Exercise details ::
Scan the lines below; pull out those with "силу".
--- BEGIN ---
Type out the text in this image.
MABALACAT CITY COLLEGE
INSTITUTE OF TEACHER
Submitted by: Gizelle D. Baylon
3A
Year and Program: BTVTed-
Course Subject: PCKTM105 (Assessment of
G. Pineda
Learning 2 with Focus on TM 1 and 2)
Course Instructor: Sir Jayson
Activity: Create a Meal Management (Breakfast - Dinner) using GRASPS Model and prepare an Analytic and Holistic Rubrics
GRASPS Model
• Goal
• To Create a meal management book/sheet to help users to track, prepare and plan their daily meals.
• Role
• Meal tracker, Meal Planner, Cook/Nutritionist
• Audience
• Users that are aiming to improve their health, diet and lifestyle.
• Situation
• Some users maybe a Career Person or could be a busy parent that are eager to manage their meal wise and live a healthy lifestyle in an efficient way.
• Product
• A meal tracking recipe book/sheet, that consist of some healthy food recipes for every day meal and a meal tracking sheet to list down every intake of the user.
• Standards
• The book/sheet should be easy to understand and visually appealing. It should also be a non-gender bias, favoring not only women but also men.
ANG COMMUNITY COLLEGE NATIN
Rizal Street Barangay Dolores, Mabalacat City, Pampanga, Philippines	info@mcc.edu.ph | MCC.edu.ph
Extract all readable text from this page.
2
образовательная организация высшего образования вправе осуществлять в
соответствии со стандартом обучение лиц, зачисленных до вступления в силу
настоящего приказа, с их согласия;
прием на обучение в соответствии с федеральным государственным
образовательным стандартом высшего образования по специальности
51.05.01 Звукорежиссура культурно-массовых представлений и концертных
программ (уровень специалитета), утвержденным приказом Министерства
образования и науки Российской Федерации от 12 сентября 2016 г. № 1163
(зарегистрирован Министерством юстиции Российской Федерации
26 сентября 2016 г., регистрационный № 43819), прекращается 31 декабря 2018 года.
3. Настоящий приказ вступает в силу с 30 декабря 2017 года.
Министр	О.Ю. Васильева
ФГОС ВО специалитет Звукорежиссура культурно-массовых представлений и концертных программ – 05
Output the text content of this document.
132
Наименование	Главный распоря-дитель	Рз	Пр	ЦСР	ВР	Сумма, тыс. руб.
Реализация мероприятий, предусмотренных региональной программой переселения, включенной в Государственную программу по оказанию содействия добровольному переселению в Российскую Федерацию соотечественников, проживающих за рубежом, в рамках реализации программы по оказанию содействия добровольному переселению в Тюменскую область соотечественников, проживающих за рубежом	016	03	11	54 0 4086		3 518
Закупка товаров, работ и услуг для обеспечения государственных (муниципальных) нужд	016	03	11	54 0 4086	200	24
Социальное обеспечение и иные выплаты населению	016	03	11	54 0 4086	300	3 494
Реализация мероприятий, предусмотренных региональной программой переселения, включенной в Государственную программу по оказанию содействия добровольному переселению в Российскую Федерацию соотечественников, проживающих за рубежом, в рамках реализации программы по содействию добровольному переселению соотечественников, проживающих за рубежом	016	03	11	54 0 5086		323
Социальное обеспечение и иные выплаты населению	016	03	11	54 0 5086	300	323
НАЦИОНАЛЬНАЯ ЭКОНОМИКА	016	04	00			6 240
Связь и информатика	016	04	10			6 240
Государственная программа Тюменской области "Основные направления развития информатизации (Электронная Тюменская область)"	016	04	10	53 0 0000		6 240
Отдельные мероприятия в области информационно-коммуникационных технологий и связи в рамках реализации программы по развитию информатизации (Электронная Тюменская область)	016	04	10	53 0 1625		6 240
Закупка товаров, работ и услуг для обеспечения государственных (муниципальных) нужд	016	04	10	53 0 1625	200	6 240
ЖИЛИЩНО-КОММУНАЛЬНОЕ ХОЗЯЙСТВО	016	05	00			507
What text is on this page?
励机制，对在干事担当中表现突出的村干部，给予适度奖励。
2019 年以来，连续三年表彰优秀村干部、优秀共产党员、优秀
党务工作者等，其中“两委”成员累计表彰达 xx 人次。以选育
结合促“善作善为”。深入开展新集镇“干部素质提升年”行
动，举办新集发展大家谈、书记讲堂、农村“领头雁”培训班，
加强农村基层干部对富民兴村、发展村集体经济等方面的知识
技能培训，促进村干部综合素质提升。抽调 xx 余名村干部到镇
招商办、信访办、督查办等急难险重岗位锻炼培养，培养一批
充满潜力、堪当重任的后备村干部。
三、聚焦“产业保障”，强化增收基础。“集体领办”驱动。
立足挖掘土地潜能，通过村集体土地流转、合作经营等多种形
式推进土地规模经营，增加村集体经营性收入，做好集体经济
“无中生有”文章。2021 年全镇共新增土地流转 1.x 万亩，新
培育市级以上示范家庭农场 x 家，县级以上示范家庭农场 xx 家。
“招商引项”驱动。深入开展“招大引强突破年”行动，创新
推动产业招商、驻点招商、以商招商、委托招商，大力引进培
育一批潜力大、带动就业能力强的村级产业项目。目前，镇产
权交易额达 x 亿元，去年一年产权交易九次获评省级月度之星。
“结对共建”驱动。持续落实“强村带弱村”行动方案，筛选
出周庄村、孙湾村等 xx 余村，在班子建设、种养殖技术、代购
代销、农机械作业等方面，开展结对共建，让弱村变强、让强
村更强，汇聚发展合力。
--- END ---
Exercise result ::
соответствии со стандартом обучение лиц, зачисленных до вступления в силу
3. Настоящий приказ вступает в силу с 30 декабря 2017 года.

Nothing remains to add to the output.